→ **YOUR OBJECTIVE**
Pull every line containing "second" out of the material below.

Dataset items
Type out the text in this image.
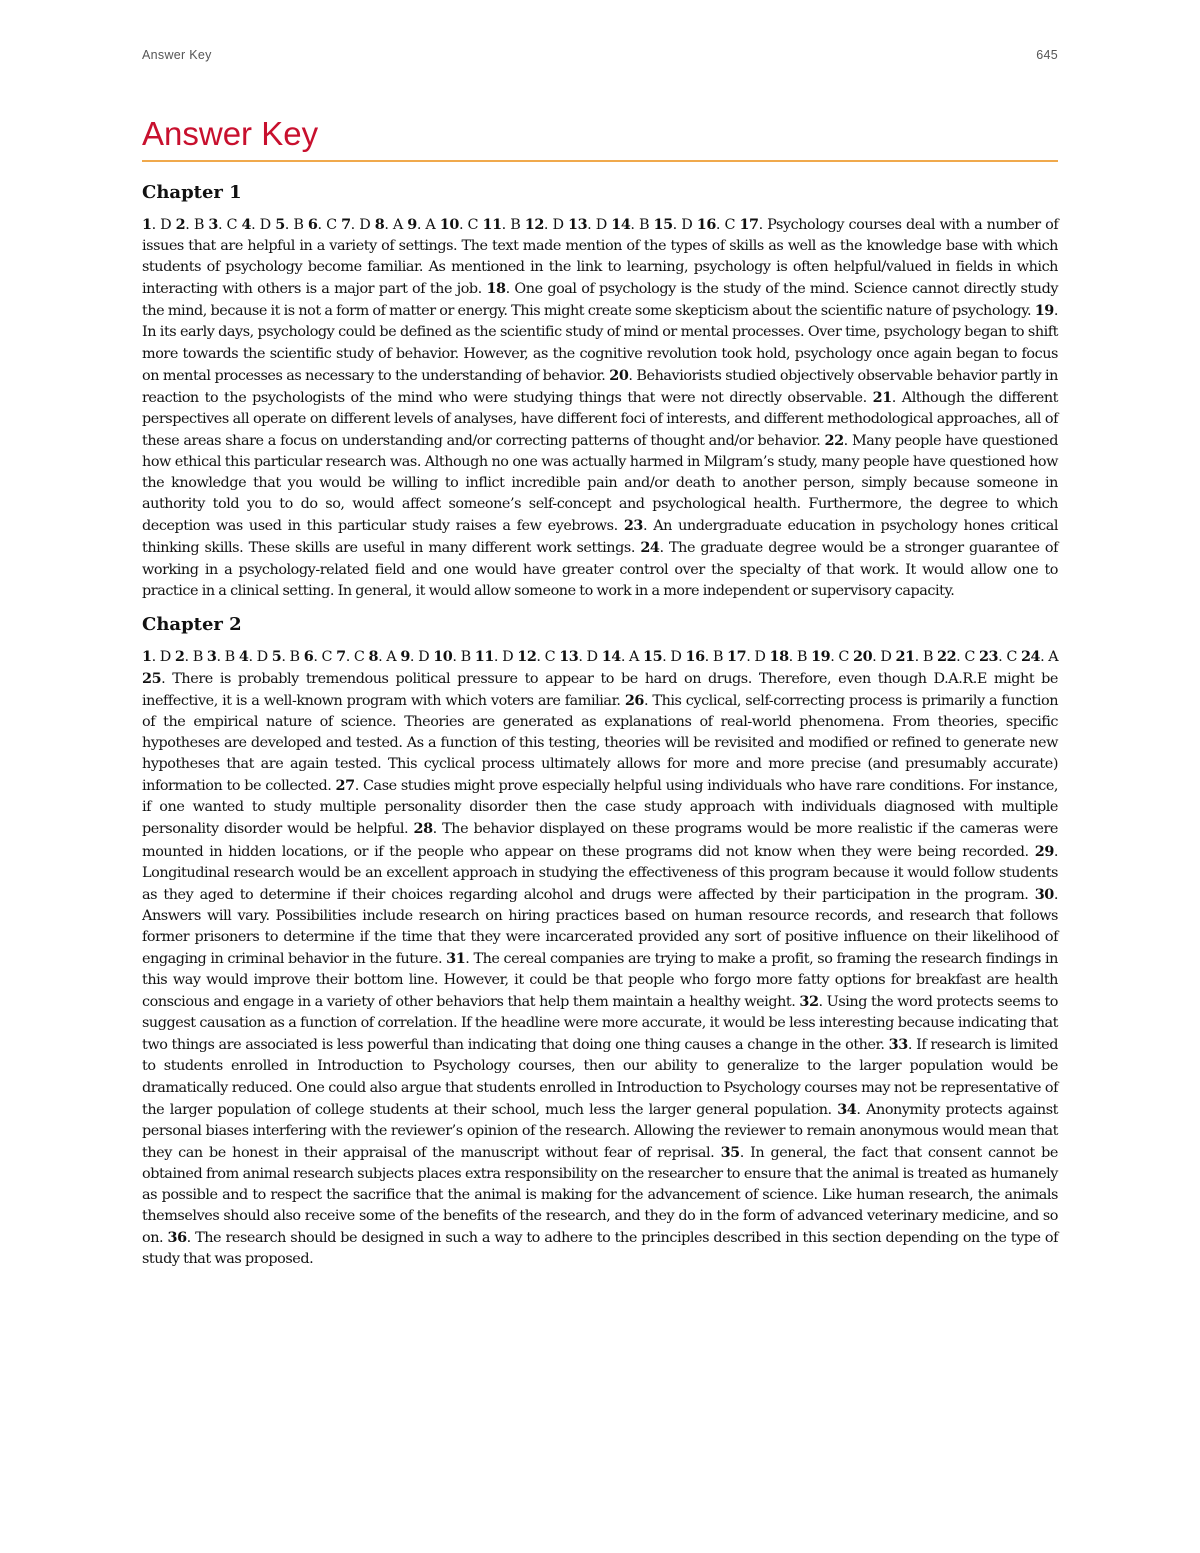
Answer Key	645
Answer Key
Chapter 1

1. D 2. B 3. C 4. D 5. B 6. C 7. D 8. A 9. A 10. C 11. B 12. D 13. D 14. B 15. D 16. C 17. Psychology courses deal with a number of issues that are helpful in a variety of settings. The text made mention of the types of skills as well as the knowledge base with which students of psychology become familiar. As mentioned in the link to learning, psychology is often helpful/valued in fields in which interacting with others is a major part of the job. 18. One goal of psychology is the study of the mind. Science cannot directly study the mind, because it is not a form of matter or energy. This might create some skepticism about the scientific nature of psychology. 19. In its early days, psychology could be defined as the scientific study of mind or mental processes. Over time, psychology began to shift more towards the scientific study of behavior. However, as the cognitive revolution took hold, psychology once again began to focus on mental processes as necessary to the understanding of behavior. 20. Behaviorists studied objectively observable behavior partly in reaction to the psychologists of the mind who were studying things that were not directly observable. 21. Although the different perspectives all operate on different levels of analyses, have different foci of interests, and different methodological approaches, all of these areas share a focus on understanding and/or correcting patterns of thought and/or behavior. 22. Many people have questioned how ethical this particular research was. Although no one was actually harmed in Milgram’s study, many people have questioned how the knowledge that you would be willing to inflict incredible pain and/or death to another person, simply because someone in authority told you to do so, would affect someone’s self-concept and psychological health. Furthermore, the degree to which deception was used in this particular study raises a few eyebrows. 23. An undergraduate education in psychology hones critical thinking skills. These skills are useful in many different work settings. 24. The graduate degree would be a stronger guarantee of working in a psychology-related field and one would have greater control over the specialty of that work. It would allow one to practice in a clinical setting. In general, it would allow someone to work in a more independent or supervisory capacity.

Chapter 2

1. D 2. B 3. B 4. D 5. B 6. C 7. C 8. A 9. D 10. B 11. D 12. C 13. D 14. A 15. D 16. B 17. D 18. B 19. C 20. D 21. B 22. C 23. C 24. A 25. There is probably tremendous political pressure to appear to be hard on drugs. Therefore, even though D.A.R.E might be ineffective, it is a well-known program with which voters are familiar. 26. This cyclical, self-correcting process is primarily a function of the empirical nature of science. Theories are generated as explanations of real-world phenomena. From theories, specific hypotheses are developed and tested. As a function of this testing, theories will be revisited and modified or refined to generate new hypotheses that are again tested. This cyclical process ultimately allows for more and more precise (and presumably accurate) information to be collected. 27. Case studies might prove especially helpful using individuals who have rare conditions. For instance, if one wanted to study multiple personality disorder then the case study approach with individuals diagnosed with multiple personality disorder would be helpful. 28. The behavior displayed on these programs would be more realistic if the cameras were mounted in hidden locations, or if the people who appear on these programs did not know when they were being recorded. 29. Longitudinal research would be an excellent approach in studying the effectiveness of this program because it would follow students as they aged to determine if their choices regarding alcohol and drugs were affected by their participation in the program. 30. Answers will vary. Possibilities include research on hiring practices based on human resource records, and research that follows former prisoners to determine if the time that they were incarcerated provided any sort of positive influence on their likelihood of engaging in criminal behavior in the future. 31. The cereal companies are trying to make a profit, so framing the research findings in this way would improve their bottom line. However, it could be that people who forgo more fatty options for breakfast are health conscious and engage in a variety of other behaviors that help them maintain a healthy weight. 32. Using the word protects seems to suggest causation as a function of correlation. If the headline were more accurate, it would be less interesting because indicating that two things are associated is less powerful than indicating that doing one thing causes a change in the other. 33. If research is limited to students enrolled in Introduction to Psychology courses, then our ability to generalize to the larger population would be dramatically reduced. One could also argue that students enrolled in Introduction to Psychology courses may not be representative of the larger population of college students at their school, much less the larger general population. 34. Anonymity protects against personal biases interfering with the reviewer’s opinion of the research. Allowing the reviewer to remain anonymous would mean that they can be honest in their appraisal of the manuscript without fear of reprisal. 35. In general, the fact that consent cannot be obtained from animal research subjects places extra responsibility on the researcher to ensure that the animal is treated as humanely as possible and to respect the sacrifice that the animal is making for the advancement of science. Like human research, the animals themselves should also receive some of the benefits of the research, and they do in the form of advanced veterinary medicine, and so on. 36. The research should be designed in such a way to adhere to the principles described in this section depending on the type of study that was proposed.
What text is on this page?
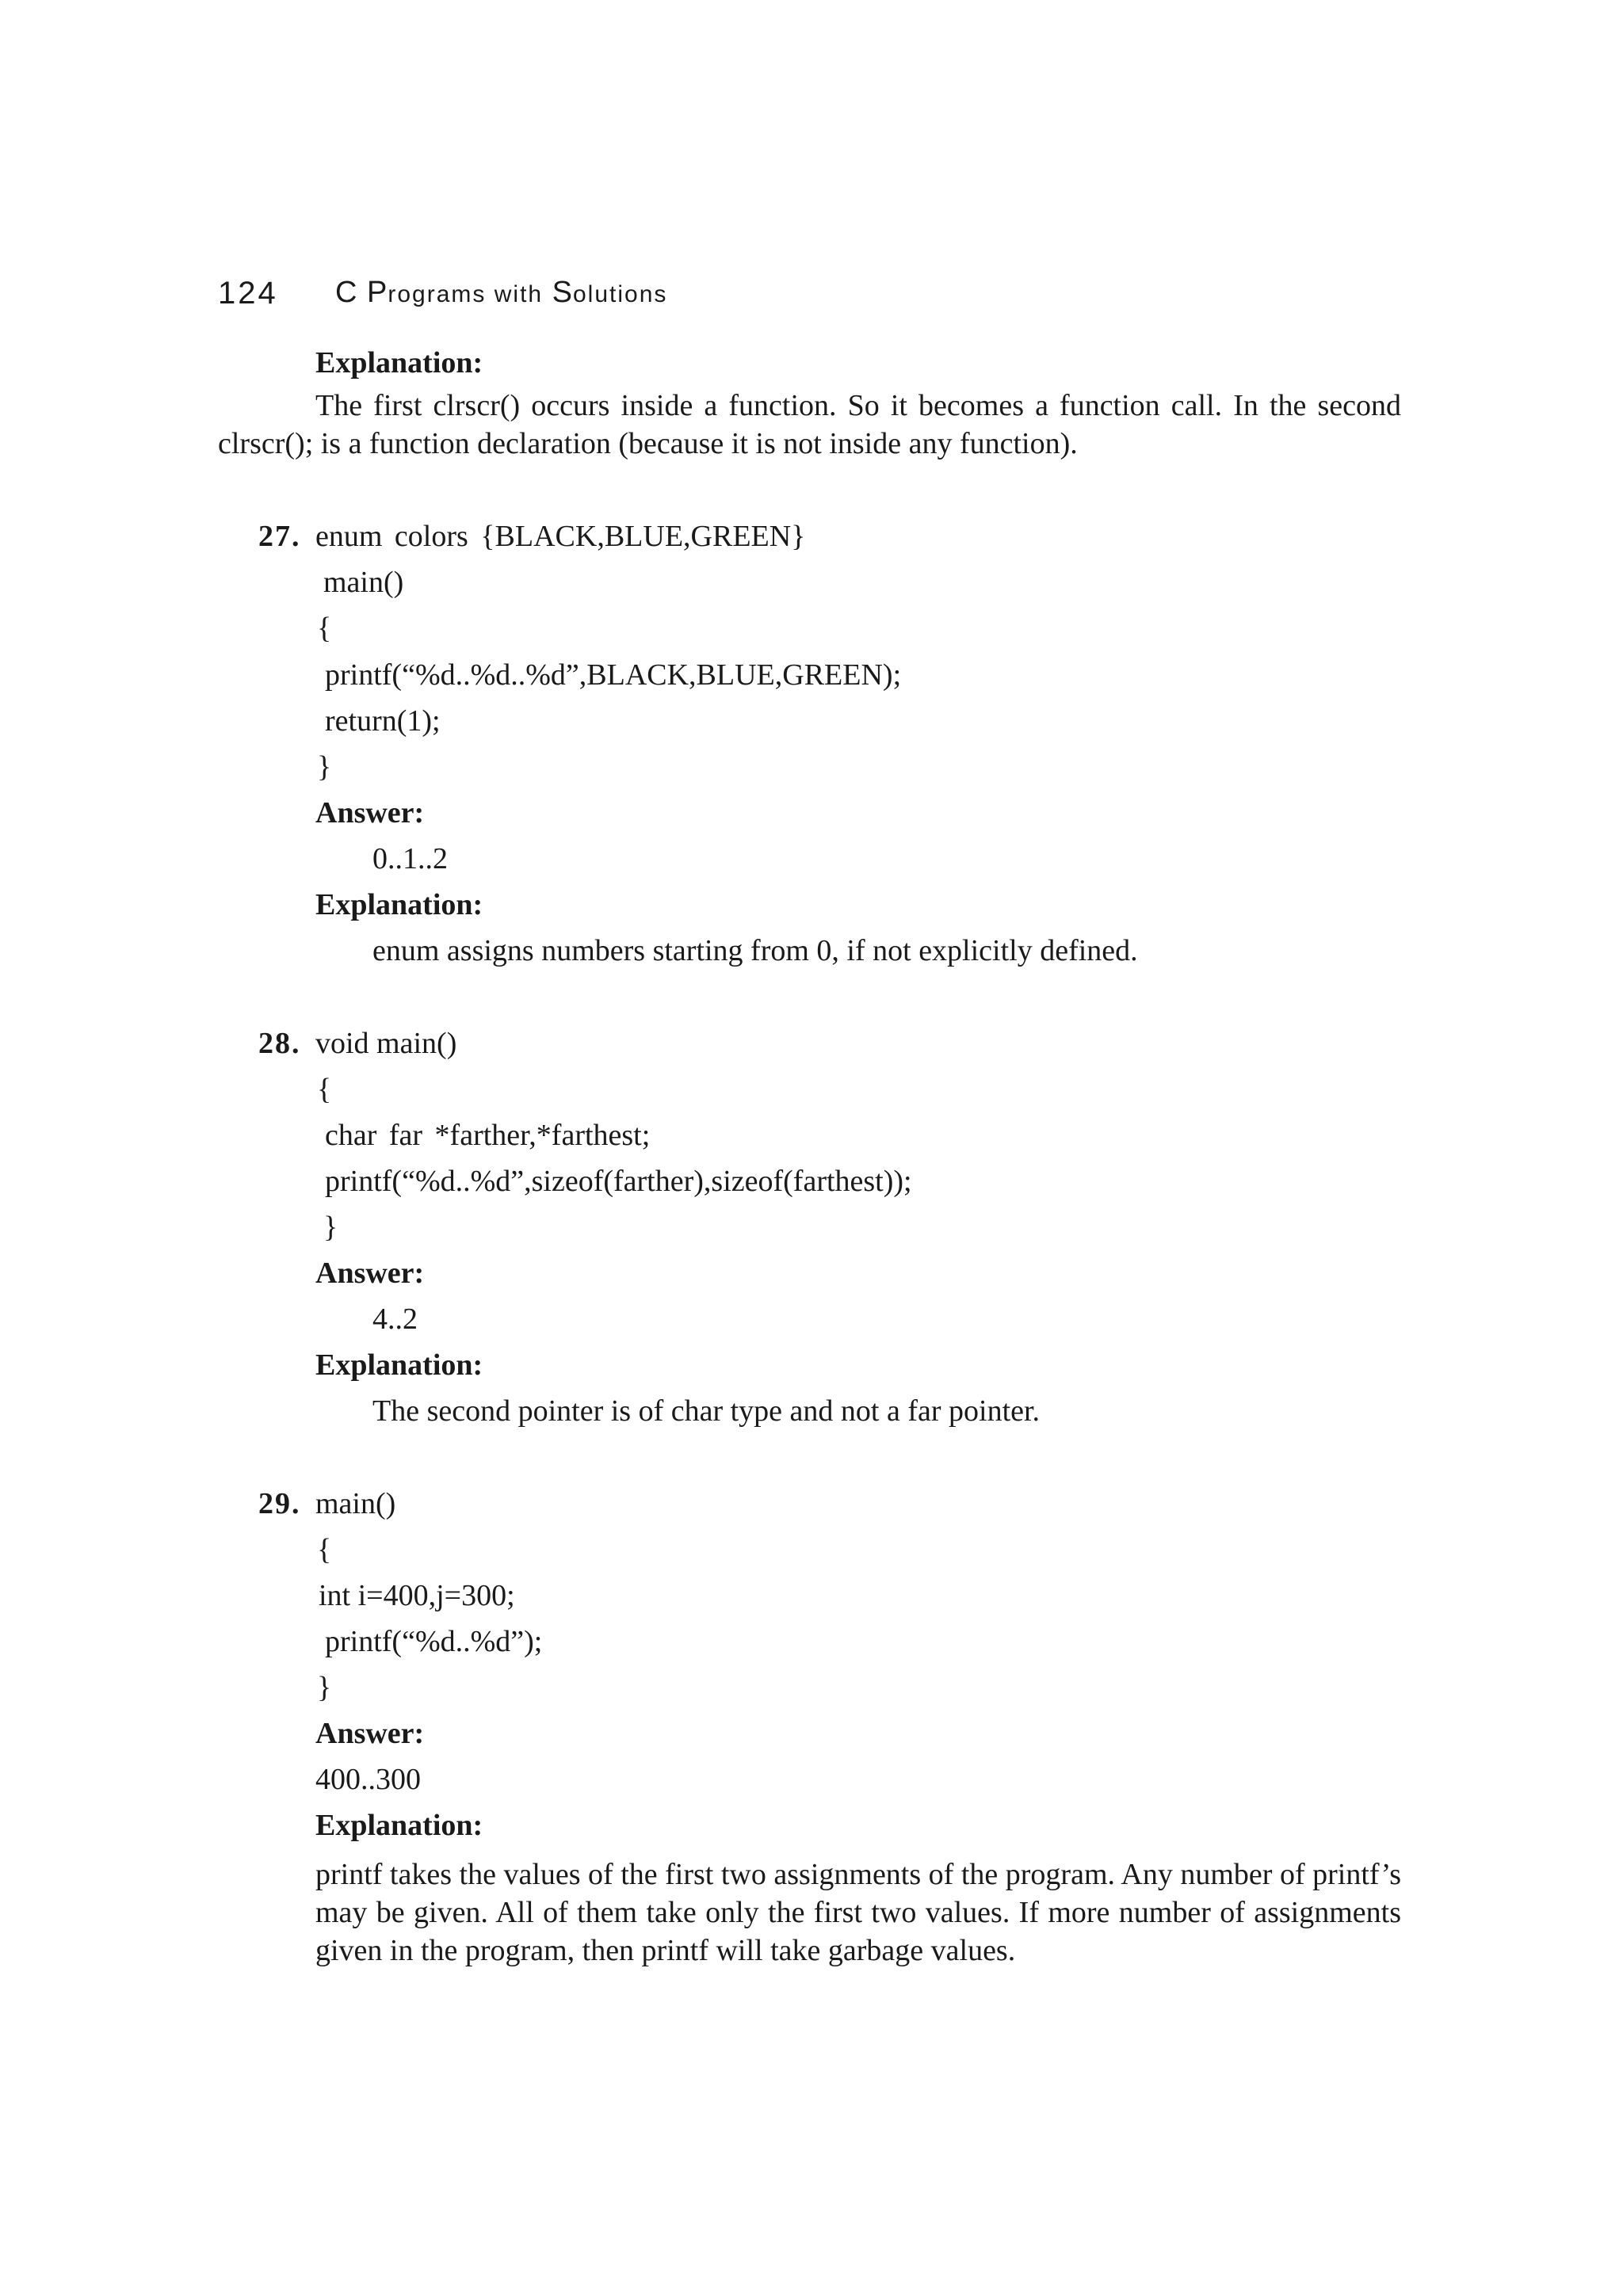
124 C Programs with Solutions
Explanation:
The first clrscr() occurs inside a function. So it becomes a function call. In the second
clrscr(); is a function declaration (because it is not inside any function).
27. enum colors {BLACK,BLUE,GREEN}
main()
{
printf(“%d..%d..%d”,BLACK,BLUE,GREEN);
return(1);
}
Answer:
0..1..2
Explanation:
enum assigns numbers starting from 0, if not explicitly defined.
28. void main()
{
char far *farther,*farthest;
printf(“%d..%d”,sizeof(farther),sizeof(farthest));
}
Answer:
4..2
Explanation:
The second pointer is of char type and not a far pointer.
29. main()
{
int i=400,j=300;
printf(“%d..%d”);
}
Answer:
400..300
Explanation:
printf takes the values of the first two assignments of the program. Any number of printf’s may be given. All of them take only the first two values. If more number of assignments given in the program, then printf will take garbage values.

→ **RESULT BELOW**
The first clrscr() occurs inside a function. So it becomes a function call. In the second
The second pointer is of char type and not a far pointer.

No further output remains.